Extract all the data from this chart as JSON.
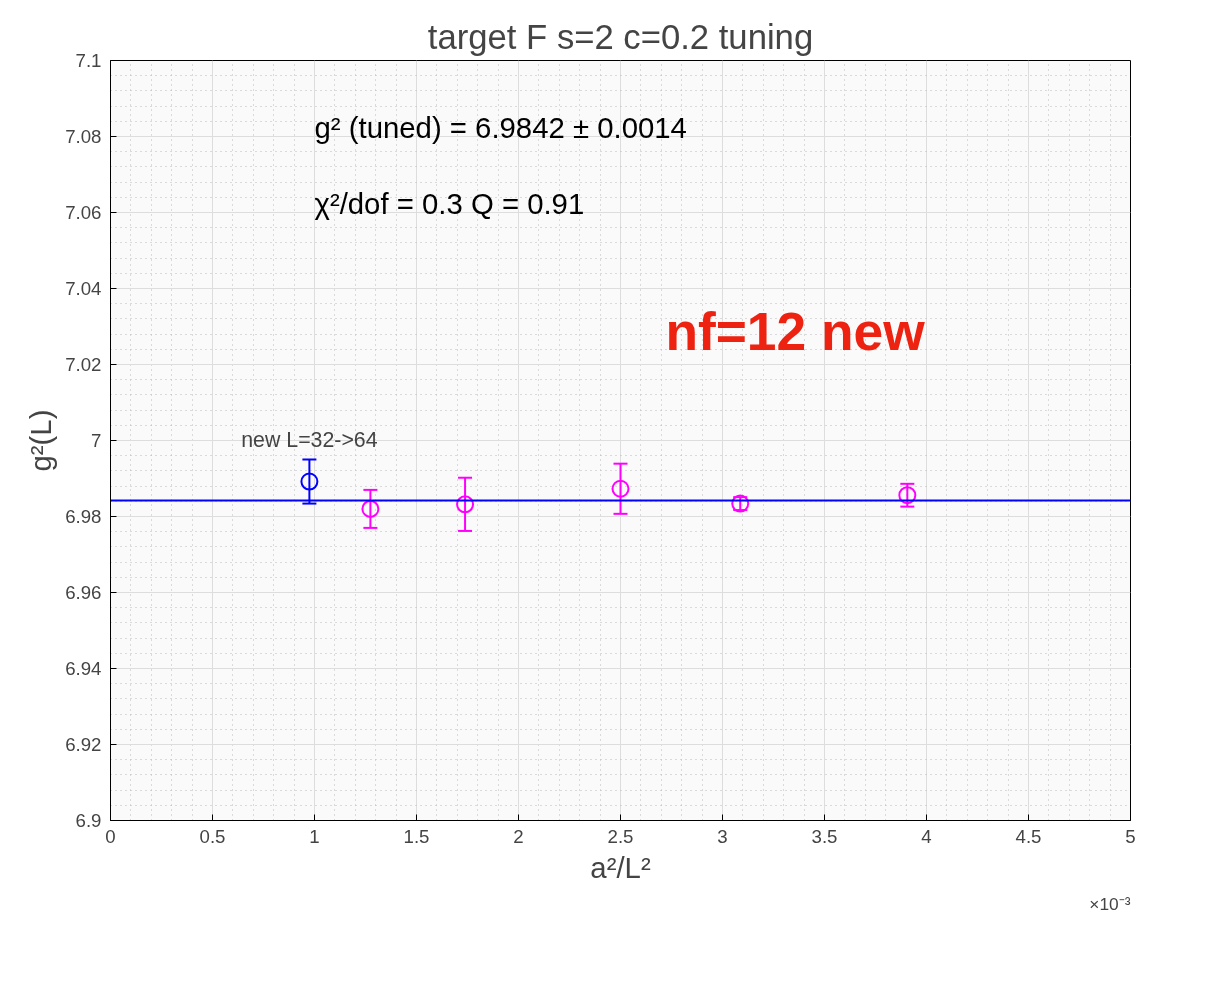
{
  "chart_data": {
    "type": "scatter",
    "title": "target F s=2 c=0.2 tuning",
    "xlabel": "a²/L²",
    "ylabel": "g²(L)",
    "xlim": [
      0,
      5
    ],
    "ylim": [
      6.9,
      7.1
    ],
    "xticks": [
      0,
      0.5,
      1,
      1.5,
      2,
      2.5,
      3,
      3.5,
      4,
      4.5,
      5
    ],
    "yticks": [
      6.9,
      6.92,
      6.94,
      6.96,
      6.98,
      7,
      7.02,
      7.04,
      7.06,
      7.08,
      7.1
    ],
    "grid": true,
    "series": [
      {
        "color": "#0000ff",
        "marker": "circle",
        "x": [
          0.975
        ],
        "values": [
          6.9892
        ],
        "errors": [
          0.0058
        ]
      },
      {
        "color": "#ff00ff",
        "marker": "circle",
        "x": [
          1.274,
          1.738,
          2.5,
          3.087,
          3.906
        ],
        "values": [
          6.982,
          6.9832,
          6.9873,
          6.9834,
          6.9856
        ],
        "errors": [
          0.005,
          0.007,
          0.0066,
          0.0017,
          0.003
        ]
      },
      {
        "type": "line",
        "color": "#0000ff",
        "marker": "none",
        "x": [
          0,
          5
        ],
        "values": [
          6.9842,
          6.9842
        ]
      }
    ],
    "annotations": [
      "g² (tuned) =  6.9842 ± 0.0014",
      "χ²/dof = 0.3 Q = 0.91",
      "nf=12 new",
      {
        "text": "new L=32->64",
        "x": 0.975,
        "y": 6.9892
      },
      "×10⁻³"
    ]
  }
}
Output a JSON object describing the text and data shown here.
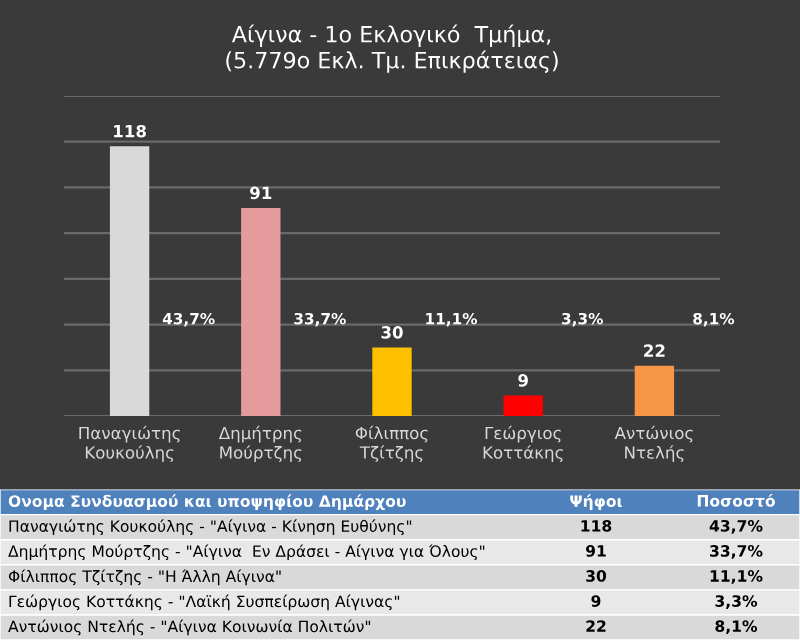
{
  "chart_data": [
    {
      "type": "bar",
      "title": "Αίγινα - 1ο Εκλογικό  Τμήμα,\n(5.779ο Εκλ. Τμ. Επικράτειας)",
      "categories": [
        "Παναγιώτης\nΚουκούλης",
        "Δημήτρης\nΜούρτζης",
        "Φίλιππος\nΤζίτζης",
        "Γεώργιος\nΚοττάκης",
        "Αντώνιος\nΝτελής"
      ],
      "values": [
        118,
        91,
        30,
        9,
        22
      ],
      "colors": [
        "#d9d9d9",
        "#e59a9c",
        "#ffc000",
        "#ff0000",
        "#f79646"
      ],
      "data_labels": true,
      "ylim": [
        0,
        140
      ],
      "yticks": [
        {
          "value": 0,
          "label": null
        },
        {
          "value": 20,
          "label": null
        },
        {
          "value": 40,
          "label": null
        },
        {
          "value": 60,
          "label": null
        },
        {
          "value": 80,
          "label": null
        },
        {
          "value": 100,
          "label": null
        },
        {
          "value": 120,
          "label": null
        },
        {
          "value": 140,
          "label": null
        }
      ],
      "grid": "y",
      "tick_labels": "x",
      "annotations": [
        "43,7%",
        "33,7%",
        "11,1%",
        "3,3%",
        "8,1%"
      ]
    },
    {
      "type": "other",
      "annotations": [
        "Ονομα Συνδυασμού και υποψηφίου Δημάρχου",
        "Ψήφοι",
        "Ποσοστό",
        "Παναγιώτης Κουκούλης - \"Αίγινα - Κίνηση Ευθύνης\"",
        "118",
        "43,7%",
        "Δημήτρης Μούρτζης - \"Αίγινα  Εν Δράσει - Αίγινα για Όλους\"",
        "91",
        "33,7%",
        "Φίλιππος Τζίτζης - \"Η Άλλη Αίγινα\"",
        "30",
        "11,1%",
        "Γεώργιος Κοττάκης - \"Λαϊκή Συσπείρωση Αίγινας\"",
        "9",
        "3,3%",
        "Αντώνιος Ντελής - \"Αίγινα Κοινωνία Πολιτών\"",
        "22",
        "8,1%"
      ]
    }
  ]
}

•••••

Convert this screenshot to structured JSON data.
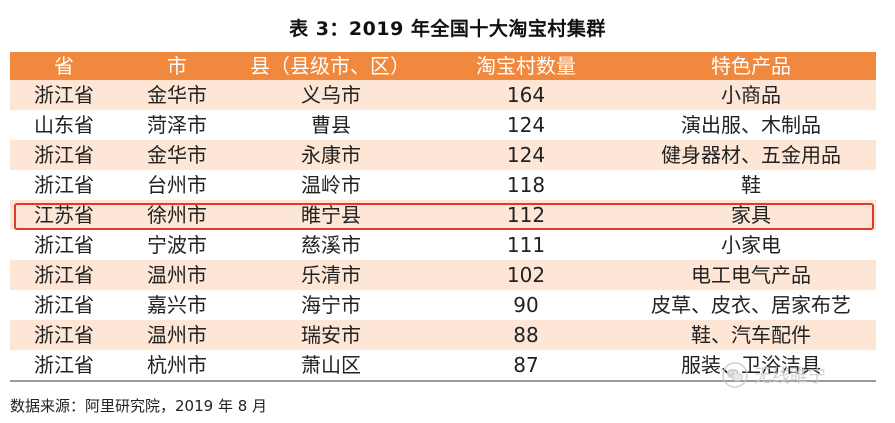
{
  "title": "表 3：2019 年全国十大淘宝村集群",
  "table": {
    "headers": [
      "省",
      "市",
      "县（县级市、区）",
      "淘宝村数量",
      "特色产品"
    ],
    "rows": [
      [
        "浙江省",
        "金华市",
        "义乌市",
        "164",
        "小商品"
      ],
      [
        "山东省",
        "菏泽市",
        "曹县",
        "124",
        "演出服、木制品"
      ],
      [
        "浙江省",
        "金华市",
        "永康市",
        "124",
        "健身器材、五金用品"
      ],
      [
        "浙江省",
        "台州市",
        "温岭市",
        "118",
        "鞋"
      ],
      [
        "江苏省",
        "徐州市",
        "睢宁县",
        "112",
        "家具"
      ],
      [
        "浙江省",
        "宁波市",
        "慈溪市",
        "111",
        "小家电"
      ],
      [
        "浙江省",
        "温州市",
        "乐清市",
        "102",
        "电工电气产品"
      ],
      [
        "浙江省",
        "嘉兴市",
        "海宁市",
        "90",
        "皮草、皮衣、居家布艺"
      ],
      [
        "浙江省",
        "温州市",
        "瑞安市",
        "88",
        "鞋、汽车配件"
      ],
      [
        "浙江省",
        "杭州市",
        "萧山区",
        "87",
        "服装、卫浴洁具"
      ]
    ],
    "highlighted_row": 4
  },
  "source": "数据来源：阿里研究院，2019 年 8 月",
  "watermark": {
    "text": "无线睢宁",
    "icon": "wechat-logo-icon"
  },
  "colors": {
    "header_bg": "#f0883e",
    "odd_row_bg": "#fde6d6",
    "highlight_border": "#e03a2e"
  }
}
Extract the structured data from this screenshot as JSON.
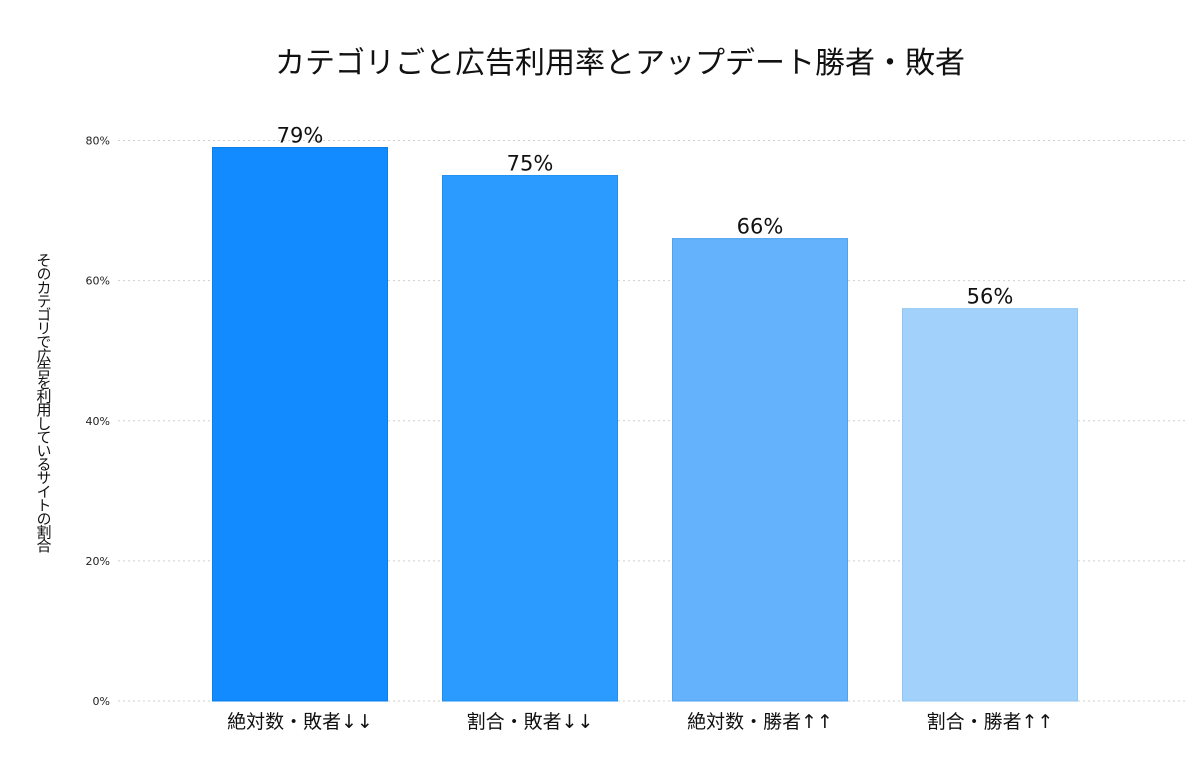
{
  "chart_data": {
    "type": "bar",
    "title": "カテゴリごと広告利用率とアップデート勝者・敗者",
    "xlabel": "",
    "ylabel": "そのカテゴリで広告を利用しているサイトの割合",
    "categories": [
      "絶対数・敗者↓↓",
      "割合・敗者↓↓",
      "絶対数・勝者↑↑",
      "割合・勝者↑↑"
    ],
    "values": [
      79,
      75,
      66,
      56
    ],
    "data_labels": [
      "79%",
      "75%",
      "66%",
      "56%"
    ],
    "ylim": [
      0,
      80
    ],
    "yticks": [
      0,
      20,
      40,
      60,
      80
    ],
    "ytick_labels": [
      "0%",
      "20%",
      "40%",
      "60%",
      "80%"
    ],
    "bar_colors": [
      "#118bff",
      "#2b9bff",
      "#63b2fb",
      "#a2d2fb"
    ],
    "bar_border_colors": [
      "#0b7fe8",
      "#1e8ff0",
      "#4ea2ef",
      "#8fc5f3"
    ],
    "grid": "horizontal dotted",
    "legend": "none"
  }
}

•••••

▸ **PROBLEM**: Only a number is wanted: how many lines of the data above contain "from"?

▸ **ANSWER TO THIS PROBLEM**: 2